- TASK GOAL -
What is the number of lines that include the word "structure"? Provide only that figure.

** START OF DATA PROVIDED **

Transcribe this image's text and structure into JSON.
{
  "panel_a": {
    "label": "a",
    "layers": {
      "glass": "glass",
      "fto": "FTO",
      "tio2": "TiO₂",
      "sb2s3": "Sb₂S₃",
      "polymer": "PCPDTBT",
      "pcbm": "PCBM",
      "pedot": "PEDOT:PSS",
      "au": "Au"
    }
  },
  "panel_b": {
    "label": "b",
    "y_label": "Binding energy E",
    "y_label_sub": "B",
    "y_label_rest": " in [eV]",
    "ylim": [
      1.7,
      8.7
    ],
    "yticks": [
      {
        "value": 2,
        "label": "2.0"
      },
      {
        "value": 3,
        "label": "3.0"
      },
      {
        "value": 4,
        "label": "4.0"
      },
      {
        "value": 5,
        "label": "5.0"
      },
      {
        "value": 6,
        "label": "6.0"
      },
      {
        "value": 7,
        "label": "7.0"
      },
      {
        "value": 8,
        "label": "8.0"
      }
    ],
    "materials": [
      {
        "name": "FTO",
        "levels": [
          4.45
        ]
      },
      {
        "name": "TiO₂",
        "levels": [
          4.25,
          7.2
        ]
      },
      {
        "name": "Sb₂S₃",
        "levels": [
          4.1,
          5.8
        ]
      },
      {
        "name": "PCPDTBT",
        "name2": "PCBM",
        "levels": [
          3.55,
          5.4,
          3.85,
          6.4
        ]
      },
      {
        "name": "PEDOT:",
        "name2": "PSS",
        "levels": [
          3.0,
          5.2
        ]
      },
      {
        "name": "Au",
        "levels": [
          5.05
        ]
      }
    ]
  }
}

** END OF DATA PROVIDED **
** START OF DATA PROVIDED **

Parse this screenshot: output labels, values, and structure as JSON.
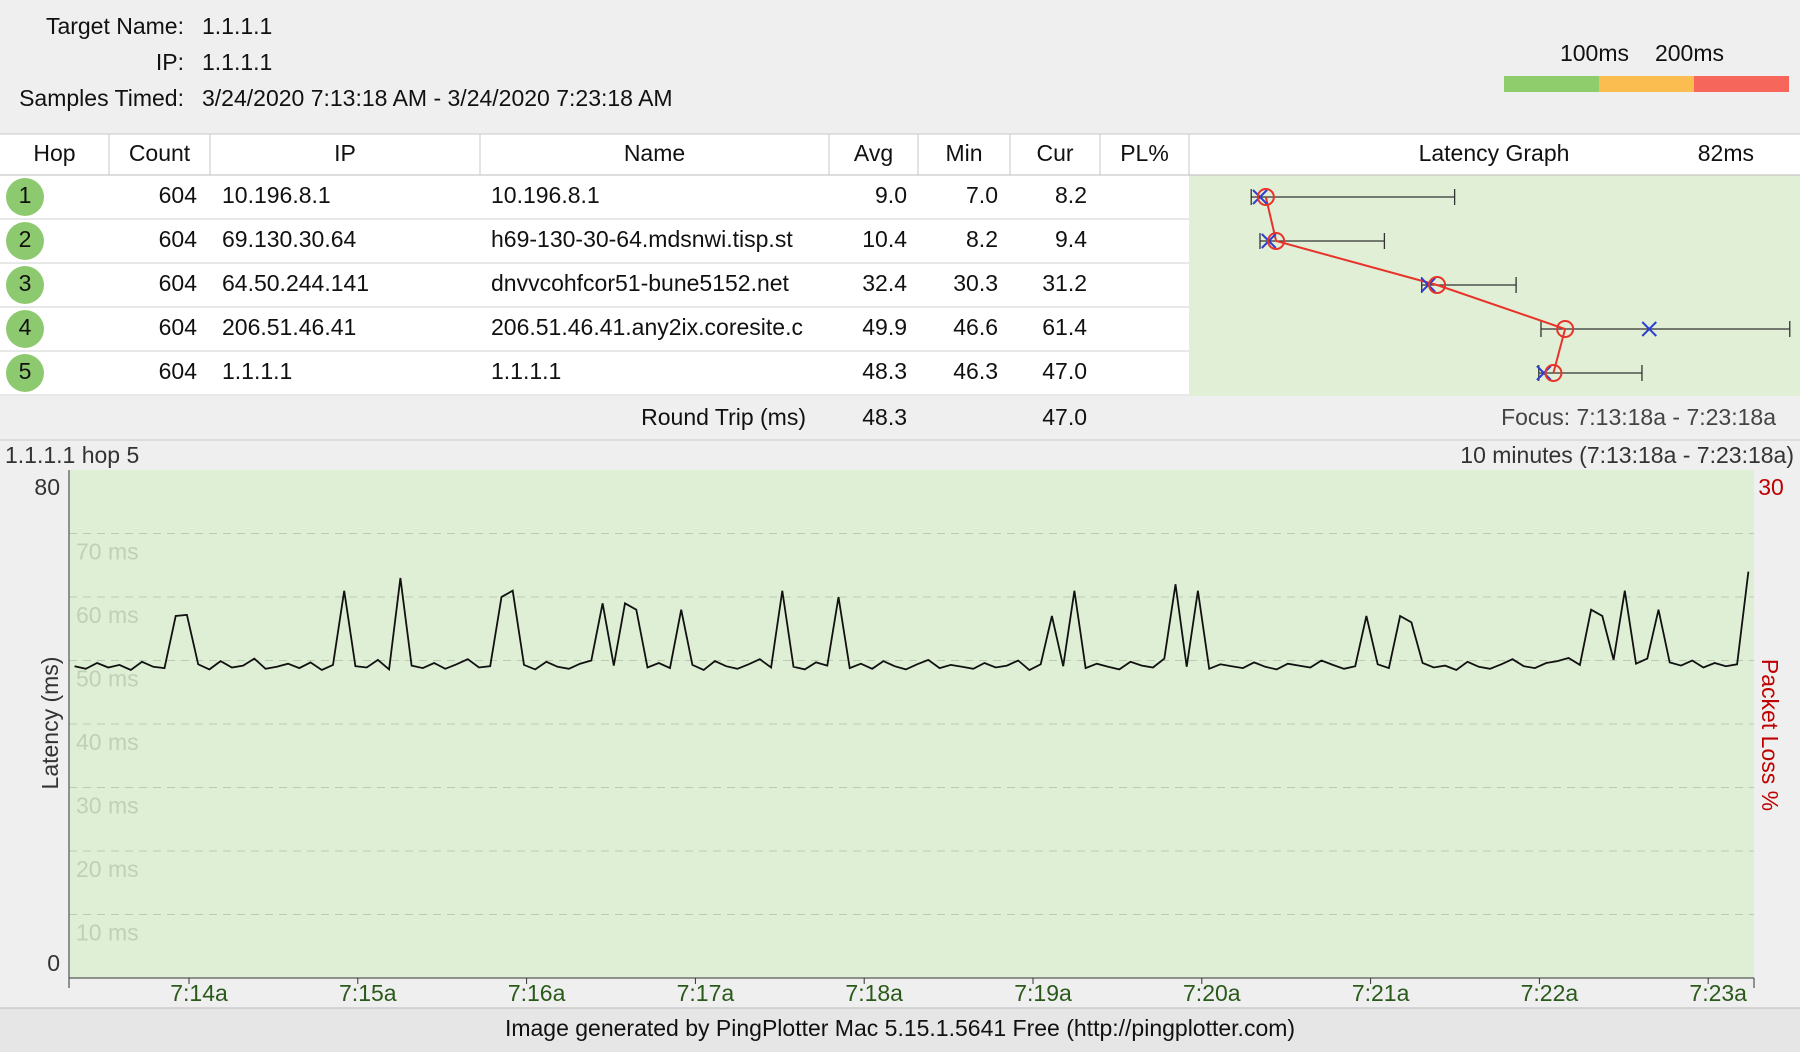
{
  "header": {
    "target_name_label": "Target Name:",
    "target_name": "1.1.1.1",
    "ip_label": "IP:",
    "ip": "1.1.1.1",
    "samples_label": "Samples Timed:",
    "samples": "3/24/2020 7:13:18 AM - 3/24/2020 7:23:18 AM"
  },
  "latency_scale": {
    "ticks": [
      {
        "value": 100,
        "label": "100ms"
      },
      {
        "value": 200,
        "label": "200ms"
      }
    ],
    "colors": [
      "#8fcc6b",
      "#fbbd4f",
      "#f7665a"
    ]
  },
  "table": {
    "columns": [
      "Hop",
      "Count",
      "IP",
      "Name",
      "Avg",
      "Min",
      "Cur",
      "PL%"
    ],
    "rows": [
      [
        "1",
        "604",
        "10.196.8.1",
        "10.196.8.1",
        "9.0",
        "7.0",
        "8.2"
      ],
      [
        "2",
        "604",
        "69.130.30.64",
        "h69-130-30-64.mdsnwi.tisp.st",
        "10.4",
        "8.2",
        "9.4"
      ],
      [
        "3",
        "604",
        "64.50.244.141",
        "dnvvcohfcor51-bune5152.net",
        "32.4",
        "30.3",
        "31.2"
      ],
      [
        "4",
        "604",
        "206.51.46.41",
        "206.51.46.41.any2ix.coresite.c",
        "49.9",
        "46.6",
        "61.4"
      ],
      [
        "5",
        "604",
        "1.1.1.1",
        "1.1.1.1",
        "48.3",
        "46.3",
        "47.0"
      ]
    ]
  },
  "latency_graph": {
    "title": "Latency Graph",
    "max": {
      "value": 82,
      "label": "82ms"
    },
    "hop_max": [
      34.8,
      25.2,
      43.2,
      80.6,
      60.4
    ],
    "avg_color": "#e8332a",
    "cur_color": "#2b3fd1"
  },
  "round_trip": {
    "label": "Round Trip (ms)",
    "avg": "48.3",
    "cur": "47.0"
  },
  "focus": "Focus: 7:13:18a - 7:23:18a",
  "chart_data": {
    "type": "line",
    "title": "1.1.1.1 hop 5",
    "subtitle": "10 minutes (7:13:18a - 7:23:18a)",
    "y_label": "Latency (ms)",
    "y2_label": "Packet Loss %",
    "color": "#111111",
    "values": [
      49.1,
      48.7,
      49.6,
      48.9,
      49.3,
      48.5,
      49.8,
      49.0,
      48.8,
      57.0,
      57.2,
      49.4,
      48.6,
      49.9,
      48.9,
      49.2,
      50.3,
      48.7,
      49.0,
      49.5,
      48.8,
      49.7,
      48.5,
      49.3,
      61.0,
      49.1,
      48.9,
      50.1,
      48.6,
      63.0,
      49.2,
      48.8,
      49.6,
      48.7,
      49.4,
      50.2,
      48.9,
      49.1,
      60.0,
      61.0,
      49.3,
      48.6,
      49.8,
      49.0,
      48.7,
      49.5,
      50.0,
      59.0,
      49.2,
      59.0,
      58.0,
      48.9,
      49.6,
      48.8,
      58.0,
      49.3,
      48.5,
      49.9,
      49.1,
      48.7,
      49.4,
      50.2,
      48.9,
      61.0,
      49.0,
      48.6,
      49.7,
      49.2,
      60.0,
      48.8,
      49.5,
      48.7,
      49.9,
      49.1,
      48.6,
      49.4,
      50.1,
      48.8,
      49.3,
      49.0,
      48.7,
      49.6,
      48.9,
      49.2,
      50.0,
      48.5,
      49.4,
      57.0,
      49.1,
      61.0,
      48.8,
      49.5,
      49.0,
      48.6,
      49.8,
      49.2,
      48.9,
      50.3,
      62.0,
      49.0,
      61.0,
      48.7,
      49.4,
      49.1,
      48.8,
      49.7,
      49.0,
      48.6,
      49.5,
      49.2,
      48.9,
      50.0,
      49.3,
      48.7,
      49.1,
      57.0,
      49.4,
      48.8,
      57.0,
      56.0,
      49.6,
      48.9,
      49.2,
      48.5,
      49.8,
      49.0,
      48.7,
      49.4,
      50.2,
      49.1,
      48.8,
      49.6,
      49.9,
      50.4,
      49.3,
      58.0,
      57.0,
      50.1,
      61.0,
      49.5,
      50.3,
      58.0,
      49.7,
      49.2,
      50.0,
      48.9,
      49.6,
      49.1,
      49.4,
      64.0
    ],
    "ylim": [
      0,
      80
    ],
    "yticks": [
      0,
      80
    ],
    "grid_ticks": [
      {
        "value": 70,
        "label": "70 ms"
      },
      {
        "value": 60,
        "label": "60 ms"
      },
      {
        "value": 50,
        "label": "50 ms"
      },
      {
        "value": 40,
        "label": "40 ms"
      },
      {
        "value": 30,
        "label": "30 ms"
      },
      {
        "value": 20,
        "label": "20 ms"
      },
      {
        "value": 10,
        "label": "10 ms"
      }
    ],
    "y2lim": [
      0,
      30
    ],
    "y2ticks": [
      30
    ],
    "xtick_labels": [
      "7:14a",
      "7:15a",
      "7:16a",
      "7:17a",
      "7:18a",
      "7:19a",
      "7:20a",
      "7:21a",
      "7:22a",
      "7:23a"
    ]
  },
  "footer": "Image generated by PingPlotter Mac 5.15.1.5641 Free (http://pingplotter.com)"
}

** END OF DATA PROVIDED **

- WRITTEN ANSWER -
2